Exercise
Give every entry again, word for word and in full.

Data for the task
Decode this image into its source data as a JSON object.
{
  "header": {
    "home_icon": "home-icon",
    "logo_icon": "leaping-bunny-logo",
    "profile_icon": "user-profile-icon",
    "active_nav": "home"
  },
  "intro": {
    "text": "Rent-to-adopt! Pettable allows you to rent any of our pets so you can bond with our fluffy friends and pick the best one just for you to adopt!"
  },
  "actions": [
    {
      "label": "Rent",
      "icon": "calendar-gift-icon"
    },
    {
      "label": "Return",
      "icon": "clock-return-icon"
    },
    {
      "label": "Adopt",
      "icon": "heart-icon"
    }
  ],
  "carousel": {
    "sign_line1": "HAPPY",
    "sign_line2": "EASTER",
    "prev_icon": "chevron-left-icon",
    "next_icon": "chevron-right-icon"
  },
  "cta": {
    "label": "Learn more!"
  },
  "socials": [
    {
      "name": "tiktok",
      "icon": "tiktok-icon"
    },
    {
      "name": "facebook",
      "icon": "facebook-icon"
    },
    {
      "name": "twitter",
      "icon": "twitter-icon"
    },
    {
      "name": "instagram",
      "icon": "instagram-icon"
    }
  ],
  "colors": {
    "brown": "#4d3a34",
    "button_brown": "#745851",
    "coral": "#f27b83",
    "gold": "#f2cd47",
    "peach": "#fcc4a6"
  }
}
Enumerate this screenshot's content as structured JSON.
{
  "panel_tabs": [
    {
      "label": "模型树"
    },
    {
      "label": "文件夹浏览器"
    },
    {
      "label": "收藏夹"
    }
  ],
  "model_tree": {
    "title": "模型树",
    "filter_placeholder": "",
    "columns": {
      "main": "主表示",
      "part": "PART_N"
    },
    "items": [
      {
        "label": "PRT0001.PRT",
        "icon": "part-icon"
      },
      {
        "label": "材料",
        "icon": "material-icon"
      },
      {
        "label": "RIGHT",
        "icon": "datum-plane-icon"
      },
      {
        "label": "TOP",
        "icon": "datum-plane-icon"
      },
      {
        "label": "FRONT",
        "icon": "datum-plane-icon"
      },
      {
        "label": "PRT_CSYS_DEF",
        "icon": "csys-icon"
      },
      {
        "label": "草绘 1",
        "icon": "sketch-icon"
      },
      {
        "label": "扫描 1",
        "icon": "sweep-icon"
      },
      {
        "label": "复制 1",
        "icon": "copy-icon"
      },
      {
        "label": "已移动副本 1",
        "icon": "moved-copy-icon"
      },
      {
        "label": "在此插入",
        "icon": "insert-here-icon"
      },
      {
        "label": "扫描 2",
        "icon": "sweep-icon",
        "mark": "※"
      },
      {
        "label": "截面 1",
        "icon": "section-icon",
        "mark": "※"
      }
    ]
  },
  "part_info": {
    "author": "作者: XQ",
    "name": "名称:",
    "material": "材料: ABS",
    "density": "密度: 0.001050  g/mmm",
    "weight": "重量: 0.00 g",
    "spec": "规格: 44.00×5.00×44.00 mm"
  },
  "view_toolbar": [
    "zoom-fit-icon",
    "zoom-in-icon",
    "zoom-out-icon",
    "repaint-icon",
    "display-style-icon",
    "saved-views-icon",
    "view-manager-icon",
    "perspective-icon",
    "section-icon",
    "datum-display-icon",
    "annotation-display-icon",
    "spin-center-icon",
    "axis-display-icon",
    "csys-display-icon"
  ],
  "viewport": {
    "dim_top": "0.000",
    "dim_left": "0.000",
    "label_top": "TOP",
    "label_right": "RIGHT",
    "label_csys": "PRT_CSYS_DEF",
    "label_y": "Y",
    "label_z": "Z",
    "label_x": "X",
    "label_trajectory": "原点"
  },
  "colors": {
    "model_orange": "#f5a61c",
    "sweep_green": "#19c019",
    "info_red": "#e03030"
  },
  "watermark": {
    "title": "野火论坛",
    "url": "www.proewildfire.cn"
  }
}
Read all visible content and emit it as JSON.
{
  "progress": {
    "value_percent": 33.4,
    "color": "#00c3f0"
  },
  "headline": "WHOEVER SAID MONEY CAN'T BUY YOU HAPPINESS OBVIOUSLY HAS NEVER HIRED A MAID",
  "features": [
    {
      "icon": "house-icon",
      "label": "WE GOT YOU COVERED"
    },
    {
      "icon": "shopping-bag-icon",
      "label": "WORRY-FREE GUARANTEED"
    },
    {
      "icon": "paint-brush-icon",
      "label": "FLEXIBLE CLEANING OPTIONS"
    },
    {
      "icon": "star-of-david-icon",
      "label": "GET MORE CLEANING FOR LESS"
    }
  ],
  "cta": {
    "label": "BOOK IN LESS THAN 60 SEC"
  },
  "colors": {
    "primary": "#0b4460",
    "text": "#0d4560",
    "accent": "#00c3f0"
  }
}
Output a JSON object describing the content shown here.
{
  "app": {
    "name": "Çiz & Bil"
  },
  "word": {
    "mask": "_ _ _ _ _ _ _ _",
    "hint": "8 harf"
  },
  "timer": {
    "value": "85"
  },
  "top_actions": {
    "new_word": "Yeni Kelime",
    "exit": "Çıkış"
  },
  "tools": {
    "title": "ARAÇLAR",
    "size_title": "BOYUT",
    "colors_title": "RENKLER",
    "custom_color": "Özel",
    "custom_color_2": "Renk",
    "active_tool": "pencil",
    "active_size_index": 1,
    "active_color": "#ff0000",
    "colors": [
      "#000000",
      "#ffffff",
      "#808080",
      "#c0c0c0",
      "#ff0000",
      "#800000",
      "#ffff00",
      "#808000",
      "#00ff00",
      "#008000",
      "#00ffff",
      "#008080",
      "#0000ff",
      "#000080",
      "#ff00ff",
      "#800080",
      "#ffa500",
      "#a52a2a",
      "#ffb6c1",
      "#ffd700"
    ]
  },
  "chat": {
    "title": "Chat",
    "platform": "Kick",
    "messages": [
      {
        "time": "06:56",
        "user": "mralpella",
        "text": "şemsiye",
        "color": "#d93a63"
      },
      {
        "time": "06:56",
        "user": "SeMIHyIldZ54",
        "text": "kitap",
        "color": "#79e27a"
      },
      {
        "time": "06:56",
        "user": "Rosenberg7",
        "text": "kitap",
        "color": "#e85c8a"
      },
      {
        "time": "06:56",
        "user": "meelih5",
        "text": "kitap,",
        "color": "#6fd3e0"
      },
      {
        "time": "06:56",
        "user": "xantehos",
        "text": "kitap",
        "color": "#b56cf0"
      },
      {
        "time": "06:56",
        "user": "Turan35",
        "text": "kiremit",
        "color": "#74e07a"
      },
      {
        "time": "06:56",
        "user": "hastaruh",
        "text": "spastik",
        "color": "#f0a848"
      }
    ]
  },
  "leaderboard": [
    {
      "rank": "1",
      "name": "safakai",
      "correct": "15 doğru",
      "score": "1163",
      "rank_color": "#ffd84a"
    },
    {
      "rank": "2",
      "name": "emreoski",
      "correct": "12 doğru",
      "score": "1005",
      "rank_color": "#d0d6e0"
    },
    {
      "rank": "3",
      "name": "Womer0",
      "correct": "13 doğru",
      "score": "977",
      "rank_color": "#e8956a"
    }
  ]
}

Response to this exercise
Decode this image into its source data as a JSON object.
{
  "header": {
    "home_icon": "home-icon",
    "logo_icon": "leaping-bunny-logo",
    "profile_icon": "user-profile-icon",
    "active_nav": "home"
  },
  "intro": {
    "text": "Rent-to-adopt! Pettable allows you to rent any of our pets so you can bond with our fluffy friends and pick the best one just for you to adopt!"
  },
  "actions": [
    {
      "label": "Rent",
      "icon": "calendar-gift-icon"
    },
    {
      "label": "Return",
      "icon": "clock-return-icon"
    },
    {
      "label": "Adopt",
      "icon": "heart-icon"
    }
  ],
  "carousel": {
    "sign_line1": "HAPPY",
    "sign_line2": "EASTER",
    "prev_icon": "chevron-left-icon",
    "next_icon": "chevron-right-icon"
  },
  "cta": {
    "label": "Learn more!"
  },
  "socials": [
    {
      "name": "tiktok",
      "icon": "tiktok-icon"
    },
    {
      "name": "facebook",
      "icon": "facebook-icon"
    },
    {
      "name": "twitter",
      "icon": "twitter-icon"
    },
    {
      "name": "instagram",
      "icon": "instagram-icon"
    }
  ],
  "colors": {
    "brown": "#4d3a34",
    "button_brown": "#745851",
    "coral": "#f27b83",
    "gold": "#f2cd47",
    "peach": "#fcc4a6"
  }
}
Enumerate this screenshot's content as structured JSON.
{
  "panel_tabs": [
    {
      "label": "模型树"
    },
    {
      "label": "文件夹浏览器"
    },
    {
      "label": "收藏夹"
    }
  ],
  "model_tree": {
    "title": "模型树",
    "filter_placeholder": "",
    "columns": {
      "main": "主表示",
      "part": "PART_N"
    },
    "items": [
      {
        "label": "PRT0001.PRT",
        "icon": "part-icon"
      },
      {
        "label": "材料",
        "icon": "material-icon"
      },
      {
        "label": "RIGHT",
        "icon": "datum-plane-icon"
      },
      {
        "label": "TOP",
        "icon": "datum-plane-icon"
      },
      {
        "label": "FRONT",
        "icon": "datum-plane-icon"
      },
      {
        "label": "PRT_CSYS_DEF",
        "icon": "csys-icon"
      },
      {
        "label": "草绘 1",
        "icon": "sketch-icon"
      },
      {
        "label": "扫描 1",
        "icon": "sweep-icon"
      },
      {
        "label": "复制 1",
        "icon": "copy-icon"
      },
      {
        "label": "已移动副本 1",
        "icon": "moved-copy-icon"
      },
      {
        "label": "在此插入",
        "icon": "insert-here-icon"
      },
      {
        "label": "扫描 2",
        "icon": "sweep-icon",
        "mark": "※"
      },
      {
        "label": "截面 1",
        "icon": "section-icon",
        "mark": "※"
      }
    ]
  },
  "part_info": {
    "author": "作者: XQ",
    "name": "名称:",
    "material": "材料: ABS",
    "density": "密度: 0.001050  g/mmm",
    "weight": "重量: 0.00 g",
    "spec": "规格: 44.00×5.00×44.00 mm"
  },
  "view_toolbar": [
    "zoom-fit-icon",
    "zoom-in-icon",
    "zoom-out-icon",
    "repaint-icon",
    "display-style-icon",
    "saved-views-icon",
    "view-manager-icon",
    "perspective-icon",
    "section-icon",
    "datum-display-icon",
    "annotation-display-icon",
    "spin-center-icon",
    "axis-display-icon",
    "csys-display-icon"
  ],
  "viewport": {
    "dim_top": "0.000",
    "dim_left": "0.000",
    "label_top": "TOP",
    "label_right": "RIGHT",
    "label_csys": "PRT_CSYS_DEF",
    "label_y": "Y",
    "label_z": "Z",
    "label_x": "X",
    "label_trajectory": "原点"
  },
  "colors": {
    "model_orange": "#f5a61c",
    "sweep_green": "#19c019",
    "info_red": "#e03030"
  },
  "watermark": {
    "title": "野火论坛",
    "url": "www.proewildfire.cn"
  }
}
Read all visible content and emit it as JSON.
{
  "progress": {
    "value_percent": 33.4,
    "color": "#00c3f0"
  },
  "headline": "WHOEVER SAID MONEY CAN'T BUY YOU HAPPINESS OBVIOUSLY HAS NEVER HIRED A MAID",
  "features": [
    {
      "icon": "house-icon",
      "label": "WE GOT YOU COVERED"
    },
    {
      "icon": "shopping-bag-icon",
      "label": "WORRY-FREE GUARANTEED"
    },
    {
      "icon": "paint-brush-icon",
      "label": "FLEXIBLE CLEANING OPTIONS"
    },
    {
      "icon": "star-of-david-icon",
      "label": "GET MORE CLEANING FOR LESS"
    }
  ],
  "cta": {
    "label": "BOOK IN LESS THAN 60 SEC"
  },
  "colors": {
    "primary": "#0b4460",
    "text": "#0d4560",
    "accent": "#00c3f0"
  }
}
Output a JSON object describing the content shown here.
{
  "app": {
    "name": "Çiz & Bil"
  },
  "word": {
    "mask": "_ _ _ _ _ _ _ _",
    "hint": "8 harf"
  },
  "timer": {
    "value": "85"
  },
  "top_actions": {
    "new_word": "Yeni Kelime",
    "exit": "Çıkış"
  },
  "tools": {
    "title": "ARAÇLAR",
    "size_title": "BOYUT",
    "colors_title": "RENKLER",
    "custom_color": "Özel",
    "custom_color_2": "Renk",
    "active_tool": "pencil",
    "active_size_index": 1,
    "active_color": "#ff0000",
    "colors": [
      "#000000",
      "#ffffff",
      "#808080",
      "#c0c0c0",
      "#ff0000",
      "#800000",
      "#ffff00",
      "#808000",
      "#00ff00",
      "#008000",
      "#00ffff",
      "#008080",
      "#0000ff",
      "#000080",
      "#ff00ff",
      "#800080",
      "#ffa500",
      "#a52a2a",
      "#ffb6c1",
      "#ffd700"
    ]
  },
  "chat": {
    "title": "Chat",
    "platform": "Kick",
    "messages": [
      {
        "time": "06:56",
        "user": "mralpella",
        "text": "şemsiye",
        "color": "#d93a63"
      },
      {
        "time": "06:56",
        "user": "SeMIHyIldZ54",
        "text": "kitap",
        "color": "#79e27a"
      },
      {
        "time": "06:56",
        "user": "Rosenberg7",
        "text": "kitap",
        "color": "#e85c8a"
      },
      {
        "time": "06:56",
        "user": "meelih5",
        "text": "kitap,",
        "color": "#6fd3e0"
      },
      {
        "time": "06:56",
        "user": "xantehos",
        "text": "kitap",
        "color": "#b56cf0"
      },
      {
        "time": "06:56",
        "user": "Turan35",
        "text": "kiremit",
        "color": "#74e07a"
      },
      {
        "time": "06:56",
        "user": "hastaruh",
        "text": "spastik",
        "color": "#f0a848"
      }
    ]
  },
  "leaderboard": [
    {
      "rank": "1",
      "name": "safakai",
      "correct": "15 doğru",
      "score": "1163",
      "rank_color": "#ffd84a"
    },
    {
      "rank": "2",
      "name": "emreoski",
      "correct": "12 doğru",
      "score": "1005",
      "rank_color": "#d0d6e0"
    },
    {
      "rank": "3",
      "name": "Womer0",
      "correct": "13 doğru",
      "score": "977",
      "rank_color": "#e8956a"
    }
  ]
}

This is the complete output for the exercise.